**Work request 1:** Translate this sentence from the study summary below into Spanish: "The approach successfully adapted to surgeons' definitions of surgical targets."
**Work request 2:** Summarize the study summary below in two sentences.
**Work request 3:** According to the study summary below, how was the synthetic ultrasound data generated?

**Text excerpt:**
Purpose of the Study:

  • To develop the first patient-specific framework for trackerless intraoperative ultrasound brain tumor segmentation.
  • To adapt iUS interpretation to neurosurgical objectives in real-time.
  • To improve the accuracy and reliability of brain tumor segmentation during surgery.

Main Methods:

  • A patient-specific real-time network was designed for brain tumor segmentation in trackerless iUS.
  • Synthetic ultrasound data was generated by simulating virtual iUS sweep acquisitions from pre-operative MRI.
  • The network was trained using this synthetic data to disambiguate iUS and adapt to surgical goals.

Main Results:

  • The proposed framework demonstrated effectiveness in segmenting brain tumors using real intraoperative ultrasound data.
  • The approach successfully adapted to surgeons' definitions of surgical targets.
  • Patient-specific models outperformed non-patient-specific models, expert neurosurgeons, and high-end tracking systems.

Conclusions:

  • The developed patient-specific framework significantly enhances brain tumor segmentation in trackerless iUS.
  • This technology has the potential to improve surgical navigation and outcomes in neurosurgery.
  • The framework offers a adaptable and high-performing solution for real-time surgical guidance.

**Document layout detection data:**

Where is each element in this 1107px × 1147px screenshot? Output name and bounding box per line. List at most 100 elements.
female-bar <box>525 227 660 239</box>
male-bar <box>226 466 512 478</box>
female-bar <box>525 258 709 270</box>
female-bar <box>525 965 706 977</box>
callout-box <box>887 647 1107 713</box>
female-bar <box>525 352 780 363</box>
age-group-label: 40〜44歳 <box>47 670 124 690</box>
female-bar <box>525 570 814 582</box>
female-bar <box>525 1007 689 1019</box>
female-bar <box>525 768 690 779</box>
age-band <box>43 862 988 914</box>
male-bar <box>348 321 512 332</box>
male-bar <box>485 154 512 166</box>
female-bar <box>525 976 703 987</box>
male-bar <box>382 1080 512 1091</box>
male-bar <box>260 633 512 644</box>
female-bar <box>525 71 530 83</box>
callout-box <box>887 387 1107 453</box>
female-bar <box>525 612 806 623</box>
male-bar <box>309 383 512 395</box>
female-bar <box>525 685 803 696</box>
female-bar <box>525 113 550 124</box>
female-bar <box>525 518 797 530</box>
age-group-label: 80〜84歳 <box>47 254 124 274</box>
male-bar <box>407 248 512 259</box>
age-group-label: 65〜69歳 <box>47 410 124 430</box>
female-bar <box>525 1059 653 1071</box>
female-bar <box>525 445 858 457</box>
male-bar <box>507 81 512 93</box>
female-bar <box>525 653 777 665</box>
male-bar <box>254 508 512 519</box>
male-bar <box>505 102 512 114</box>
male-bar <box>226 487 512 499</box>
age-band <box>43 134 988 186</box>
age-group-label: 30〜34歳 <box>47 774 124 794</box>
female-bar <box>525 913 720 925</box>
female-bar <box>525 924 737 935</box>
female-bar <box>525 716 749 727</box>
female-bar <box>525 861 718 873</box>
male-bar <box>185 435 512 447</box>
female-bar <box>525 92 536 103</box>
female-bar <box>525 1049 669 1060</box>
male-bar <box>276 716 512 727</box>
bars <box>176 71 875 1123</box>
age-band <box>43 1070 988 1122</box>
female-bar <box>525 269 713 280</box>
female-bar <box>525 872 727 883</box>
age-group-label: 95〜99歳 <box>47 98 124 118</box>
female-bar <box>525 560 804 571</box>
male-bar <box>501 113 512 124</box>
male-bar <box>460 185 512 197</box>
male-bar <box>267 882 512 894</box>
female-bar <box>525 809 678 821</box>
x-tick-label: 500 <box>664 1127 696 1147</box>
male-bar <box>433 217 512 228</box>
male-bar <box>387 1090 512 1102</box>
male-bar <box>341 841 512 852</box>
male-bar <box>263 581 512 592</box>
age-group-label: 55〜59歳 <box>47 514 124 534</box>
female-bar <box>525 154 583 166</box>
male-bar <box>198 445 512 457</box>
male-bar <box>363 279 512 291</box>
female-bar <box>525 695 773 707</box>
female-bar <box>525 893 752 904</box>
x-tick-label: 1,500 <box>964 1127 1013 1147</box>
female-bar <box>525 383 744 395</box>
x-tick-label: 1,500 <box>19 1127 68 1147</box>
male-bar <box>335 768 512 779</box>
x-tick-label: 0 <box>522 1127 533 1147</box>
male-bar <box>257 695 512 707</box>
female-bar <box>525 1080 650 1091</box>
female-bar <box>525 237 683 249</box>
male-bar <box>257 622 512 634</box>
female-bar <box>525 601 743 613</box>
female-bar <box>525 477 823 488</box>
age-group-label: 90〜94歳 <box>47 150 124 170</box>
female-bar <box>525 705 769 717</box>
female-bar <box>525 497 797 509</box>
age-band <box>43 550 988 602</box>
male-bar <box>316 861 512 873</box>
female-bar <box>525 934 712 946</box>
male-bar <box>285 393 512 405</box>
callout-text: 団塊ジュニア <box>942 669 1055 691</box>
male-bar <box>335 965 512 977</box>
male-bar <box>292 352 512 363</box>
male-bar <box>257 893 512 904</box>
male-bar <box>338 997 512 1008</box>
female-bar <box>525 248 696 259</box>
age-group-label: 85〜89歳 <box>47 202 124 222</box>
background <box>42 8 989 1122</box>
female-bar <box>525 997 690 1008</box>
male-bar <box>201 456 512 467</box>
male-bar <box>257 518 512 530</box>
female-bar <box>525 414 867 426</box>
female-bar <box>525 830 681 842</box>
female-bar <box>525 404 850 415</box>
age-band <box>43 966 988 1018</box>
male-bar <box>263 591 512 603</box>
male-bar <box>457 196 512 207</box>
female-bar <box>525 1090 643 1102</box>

**Written response 1:** El enfoque se adaptó con éxito a las definiciones de los objetivos quirúrgicos de los cirujanos.

**Written response 2:** A patient-specific real-time network for brain tumor segmentation in trackerless intraoperative ultrasound was trained on synthetic ultrasound data generated from pre-operative MRI. Patient-specific models outperformed non-patient-specific models, expert neurosurgeons, and high-end tracking systems, and the framework has the potential to improve surgical navigation and outcomes in neurosurgery.

**Written response 3:** It was generated by simulating virtual iUS sweep acquisitions from pre-operative MRI.